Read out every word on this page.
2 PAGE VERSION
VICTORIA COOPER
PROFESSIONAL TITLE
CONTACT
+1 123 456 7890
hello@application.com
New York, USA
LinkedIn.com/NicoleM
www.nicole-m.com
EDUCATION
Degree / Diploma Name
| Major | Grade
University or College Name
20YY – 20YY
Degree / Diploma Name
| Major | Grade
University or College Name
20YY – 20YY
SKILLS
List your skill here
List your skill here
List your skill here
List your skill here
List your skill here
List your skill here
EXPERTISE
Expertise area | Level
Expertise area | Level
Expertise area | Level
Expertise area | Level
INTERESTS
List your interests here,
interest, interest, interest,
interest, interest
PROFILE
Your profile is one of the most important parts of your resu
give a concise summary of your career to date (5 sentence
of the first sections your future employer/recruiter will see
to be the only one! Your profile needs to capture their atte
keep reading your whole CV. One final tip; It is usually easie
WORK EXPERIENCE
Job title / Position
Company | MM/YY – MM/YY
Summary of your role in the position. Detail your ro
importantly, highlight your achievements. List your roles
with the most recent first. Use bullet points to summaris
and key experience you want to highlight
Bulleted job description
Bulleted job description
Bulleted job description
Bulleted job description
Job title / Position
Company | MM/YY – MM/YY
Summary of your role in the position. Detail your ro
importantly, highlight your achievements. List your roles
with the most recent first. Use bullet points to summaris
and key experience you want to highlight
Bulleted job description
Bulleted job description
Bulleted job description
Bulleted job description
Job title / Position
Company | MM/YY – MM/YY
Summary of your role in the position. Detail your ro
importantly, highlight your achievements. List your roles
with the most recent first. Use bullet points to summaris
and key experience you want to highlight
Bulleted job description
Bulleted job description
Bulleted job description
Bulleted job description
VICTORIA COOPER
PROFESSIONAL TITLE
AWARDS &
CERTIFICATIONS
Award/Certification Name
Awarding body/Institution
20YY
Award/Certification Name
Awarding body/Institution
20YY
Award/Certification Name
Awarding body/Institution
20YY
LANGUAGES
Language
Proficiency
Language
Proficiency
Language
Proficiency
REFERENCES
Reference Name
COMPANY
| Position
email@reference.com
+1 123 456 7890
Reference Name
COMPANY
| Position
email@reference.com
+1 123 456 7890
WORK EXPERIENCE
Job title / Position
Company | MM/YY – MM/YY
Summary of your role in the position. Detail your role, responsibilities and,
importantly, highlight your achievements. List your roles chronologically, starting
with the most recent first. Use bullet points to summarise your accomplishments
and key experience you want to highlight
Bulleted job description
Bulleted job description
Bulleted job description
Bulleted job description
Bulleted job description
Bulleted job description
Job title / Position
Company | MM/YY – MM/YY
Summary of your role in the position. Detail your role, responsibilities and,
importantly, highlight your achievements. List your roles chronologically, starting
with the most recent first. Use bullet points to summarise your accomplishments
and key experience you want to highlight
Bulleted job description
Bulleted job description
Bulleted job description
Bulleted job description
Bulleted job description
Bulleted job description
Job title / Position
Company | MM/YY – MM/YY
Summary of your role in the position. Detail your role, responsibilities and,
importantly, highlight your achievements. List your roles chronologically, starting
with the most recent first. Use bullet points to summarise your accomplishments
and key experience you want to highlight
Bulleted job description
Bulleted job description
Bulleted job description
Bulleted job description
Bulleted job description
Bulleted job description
------------
● **Goal**: Your task is to repeat every line exactly.

● **Solved problem**:
Read out every word on this page.
2 PAGE VERSION
VICTORIA COOPER
PROFESSIONAL TITLE
CONTACT
+1 123 456 7890
hello@application.com
New York, USA
LinkedIn.com/NicoleM
www.nicole-m.com
EDUCATION
Degree / Diploma Name
| Major | Grade
University or College Name
20YY – 20YY
Degree / Diploma Name
| Major | Grade
University or College Name
20YY – 20YY
SKILLS
List your skill here
List your skill here
List your skill here
List your skill here
List your skill here
List your skill here
EXPERTISE
Expertise area | Level
Expertise area | Level
Expertise area | Level
Expertise area | Level
INTERESTS
List your interests here,
interest, interest, interest,
interest, interest
PROFILE
Your profile is one of the most important parts of your resu
give a concise summary of your career to date (5 sentence
of the first sections your future employer/recruiter will see
to be the only one! Your profile needs to capture their atte
keep reading your whole CV. One final tip; It is usually easie
WORK EXPERIENCE
Job title / Position
Company | MM/YY – MM/YY
Summary of your role in the position. Detail your ro
importantly, highlight your achievements. List your roles
with the most recent first. Use bullet points to summaris
and key experience you want to highlight
Bulleted job description
Bulleted job description
Bulleted job description
Bulleted job description
Job title / Position
Company | MM/YY – MM/YY
Summary of your role in the position. Detail your ro
importantly, highlight your achievements. List your roles
with the most recent first. Use bullet points to summaris
and key experience you want to highlight
Bulleted job description
Bulleted job description
Bulleted job description
Bulleted job description
Job title / Position
Company | MM/YY – MM/YY
Summary of your role in the position. Detail your ro
importantly, highlight your achievements. List your roles
with the most recent first. Use bullet points to summaris
and key experience you want to highlight
Bulleted job description
Bulleted job description
Bulleted job description
Bulleted job description
VICTORIA COOPER
PROFESSIONAL TITLE
AWARDS &
CERTIFICATIONS
Award/Certification Name
Awarding body/Institution
20YY
Award/Certification Name
Awarding body/Institution
20YY
Award/Certification Name
Awarding body/Institution
20YY
LANGUAGES
Language
Proficiency
Language
Proficiency
Language
Proficiency
REFERENCES
Reference Name
COMPANY
| Position
email@reference.com
+1 123 456 7890
Reference Name
COMPANY
| Position
email@reference.com
+1 123 456 7890
WORK EXPERIENCE
Job title / Position
Company | MM/YY – MM/YY
Summary of your role in the position. Detail your role, responsibilities and,
importantly, highlight your achievements. List your roles chronologically, starting
with the most recent first. Use bullet points to summarise your accomplishments
and key experience you want to highlight
Bulleted job description
Bulleted job description
Bulleted job description
Bulleted job description
Bulleted job description
Bulleted job description
Job title / Position
Company | MM/YY – MM/YY
Summary of your role in the position. Detail your role, responsibilities and,
importantly, highlight your achievements. List your roles chronologically, starting
with the most recent first. Use bullet points to summarise your accomplishments
and key experience you want to highlight
Bulleted job description
Bulleted job description
Bulleted job description
Bulleted job description
Bulleted job description
Bulleted job description
Job title / Position
Company | MM/YY – MM/YY
Summary of your role in the position. Detail your role, responsibilities and,
importantly, highlight your achievements. List your roles chronologically, starting
with the most recent first. Use bullet points to summarise your accomplishments
and key experience you want to highlight
Bulleted job description
Bulleted job description
Bulleted job description
Bulleted job description
Bulleted job description
Bulleted job description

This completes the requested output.